(Collected data)
####

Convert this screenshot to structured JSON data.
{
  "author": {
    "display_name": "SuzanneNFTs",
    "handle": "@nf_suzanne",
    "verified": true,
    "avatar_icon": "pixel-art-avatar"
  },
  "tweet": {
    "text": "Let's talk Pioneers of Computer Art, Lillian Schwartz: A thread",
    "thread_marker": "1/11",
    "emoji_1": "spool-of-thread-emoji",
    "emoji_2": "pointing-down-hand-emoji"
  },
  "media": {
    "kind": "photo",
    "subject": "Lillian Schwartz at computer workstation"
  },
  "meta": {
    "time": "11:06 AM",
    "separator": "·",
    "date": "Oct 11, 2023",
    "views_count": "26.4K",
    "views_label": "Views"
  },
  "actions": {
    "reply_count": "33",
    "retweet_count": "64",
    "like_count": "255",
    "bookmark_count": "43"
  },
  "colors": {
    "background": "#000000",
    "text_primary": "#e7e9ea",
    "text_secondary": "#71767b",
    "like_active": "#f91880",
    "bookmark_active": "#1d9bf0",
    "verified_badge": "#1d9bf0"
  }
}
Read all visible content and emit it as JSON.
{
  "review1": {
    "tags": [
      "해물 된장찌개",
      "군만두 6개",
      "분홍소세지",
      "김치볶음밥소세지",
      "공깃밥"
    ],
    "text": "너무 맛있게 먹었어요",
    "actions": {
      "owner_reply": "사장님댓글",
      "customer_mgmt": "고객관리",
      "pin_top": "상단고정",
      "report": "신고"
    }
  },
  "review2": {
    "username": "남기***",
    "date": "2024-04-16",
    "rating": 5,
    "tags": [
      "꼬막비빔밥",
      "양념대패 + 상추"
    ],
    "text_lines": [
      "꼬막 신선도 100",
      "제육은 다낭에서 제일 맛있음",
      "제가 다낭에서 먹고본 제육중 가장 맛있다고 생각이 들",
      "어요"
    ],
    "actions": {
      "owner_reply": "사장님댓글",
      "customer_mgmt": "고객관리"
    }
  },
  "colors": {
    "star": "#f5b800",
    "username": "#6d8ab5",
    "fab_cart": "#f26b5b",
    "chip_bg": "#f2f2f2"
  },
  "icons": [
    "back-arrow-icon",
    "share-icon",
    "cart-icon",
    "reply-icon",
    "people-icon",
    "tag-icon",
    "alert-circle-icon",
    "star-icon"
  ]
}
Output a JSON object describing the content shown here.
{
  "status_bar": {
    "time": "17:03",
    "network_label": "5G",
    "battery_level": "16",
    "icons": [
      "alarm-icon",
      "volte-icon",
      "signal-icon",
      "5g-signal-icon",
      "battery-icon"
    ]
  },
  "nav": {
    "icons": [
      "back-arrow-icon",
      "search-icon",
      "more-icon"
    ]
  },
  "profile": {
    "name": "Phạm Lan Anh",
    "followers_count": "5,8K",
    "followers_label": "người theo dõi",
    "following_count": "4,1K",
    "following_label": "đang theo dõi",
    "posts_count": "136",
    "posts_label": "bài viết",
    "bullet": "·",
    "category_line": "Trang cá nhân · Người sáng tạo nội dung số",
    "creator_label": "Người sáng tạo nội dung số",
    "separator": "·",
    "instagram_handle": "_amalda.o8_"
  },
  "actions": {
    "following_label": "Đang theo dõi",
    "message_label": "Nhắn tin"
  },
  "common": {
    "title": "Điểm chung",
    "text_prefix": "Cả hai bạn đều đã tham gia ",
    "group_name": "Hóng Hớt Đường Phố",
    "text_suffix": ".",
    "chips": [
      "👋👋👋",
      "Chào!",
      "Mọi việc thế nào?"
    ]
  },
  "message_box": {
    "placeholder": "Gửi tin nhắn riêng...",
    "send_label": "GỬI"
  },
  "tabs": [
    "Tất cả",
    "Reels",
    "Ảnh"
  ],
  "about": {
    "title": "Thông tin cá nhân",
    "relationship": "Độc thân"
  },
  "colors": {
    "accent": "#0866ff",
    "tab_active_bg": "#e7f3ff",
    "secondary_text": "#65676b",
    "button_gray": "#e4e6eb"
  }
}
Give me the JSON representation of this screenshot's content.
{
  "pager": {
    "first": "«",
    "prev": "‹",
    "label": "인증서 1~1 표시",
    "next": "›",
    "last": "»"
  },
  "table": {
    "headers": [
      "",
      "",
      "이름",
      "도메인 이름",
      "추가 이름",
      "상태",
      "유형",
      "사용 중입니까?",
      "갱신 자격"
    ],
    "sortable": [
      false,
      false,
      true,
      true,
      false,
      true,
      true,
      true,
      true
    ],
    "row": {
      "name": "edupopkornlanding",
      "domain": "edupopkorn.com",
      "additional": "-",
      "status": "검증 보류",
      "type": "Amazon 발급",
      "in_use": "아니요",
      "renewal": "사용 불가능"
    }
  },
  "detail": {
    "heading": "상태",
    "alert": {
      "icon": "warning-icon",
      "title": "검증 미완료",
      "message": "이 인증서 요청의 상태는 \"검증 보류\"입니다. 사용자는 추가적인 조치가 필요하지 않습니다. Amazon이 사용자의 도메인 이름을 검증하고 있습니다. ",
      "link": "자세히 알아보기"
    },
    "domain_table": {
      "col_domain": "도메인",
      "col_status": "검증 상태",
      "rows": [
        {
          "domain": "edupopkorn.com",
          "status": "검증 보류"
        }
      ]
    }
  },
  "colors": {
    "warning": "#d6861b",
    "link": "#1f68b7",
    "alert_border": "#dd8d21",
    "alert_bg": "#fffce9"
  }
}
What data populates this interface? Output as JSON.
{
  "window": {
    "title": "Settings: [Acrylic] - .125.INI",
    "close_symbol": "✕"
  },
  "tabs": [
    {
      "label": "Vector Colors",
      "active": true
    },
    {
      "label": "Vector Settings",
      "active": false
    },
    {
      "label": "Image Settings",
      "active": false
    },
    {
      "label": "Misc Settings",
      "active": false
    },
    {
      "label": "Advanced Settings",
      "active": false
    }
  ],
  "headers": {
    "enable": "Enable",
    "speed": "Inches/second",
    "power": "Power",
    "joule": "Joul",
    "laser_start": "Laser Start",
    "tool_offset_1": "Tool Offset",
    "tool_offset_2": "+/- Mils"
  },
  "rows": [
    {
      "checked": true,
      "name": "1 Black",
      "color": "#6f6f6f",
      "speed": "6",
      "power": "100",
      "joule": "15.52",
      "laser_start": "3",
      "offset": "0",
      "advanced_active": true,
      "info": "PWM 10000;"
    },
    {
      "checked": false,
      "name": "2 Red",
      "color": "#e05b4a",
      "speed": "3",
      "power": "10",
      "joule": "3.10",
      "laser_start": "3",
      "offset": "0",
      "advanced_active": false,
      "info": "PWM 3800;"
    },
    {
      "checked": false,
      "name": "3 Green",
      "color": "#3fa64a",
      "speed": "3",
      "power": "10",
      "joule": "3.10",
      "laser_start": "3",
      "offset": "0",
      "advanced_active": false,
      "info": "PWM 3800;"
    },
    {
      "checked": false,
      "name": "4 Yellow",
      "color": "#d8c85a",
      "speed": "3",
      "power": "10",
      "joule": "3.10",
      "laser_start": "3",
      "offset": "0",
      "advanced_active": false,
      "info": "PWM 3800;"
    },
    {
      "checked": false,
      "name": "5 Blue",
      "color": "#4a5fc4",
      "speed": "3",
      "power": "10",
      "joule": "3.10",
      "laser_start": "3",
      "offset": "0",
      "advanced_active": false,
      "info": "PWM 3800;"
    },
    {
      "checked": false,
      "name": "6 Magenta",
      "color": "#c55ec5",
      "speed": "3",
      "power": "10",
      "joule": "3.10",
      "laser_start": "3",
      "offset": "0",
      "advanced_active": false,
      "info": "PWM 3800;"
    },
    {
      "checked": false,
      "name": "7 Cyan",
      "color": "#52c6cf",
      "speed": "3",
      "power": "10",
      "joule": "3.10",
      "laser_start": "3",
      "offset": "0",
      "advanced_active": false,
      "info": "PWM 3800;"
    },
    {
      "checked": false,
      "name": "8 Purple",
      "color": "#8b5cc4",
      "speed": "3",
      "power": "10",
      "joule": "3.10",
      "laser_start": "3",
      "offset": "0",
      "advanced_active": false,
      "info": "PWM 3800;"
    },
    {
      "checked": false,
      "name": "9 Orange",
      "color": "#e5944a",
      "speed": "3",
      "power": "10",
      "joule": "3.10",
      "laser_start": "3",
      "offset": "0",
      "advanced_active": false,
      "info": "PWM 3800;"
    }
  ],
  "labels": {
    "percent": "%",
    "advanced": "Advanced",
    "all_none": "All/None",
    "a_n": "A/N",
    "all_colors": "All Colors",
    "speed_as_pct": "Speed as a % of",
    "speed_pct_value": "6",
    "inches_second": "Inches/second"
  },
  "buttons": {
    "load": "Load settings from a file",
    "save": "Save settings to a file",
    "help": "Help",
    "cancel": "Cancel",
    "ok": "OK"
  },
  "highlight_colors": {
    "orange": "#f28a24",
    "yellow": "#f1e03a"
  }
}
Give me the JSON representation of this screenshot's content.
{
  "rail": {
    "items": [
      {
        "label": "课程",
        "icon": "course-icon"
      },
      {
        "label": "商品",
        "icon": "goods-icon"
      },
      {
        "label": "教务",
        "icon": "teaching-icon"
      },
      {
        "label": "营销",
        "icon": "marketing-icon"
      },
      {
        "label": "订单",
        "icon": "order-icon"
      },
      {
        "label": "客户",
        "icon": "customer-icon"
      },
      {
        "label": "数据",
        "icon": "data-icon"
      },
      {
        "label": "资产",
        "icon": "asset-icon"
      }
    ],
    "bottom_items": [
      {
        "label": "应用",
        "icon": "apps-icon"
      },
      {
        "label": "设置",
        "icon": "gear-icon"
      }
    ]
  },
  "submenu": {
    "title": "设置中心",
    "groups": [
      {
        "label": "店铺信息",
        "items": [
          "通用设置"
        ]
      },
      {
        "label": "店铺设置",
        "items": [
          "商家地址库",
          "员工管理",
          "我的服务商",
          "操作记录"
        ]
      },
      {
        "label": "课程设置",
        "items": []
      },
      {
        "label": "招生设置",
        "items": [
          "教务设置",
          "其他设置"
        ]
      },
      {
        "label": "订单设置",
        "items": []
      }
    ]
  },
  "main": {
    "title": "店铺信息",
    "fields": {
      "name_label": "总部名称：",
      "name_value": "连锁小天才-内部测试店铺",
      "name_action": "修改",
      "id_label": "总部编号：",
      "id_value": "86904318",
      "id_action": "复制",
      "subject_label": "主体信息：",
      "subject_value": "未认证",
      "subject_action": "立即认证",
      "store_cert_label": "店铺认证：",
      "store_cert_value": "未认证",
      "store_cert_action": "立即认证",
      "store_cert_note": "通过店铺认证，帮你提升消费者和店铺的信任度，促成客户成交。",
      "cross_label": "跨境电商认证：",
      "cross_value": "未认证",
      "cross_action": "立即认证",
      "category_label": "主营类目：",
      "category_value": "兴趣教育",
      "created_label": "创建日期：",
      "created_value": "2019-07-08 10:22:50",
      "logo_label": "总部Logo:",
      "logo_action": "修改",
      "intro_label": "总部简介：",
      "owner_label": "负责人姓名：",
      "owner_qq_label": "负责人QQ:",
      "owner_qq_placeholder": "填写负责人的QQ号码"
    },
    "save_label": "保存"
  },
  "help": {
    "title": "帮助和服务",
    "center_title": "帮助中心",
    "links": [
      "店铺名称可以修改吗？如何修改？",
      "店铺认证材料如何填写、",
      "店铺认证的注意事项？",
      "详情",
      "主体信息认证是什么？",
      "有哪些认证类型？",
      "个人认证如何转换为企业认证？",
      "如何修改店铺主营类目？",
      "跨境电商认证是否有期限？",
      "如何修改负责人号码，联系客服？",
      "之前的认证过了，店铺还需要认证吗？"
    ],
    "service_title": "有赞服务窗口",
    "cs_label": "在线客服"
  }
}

####

▶ **Stated exercise**
Copy out each line of the data where the string "this" appears.

▶ **Reply to the task**
Convert this screenshot to structured JSON data.
Give me the JSON representation of this screenshot's content.
What data populates this interface? Output as JSON.
Give me the JSON representation of this screenshot's content.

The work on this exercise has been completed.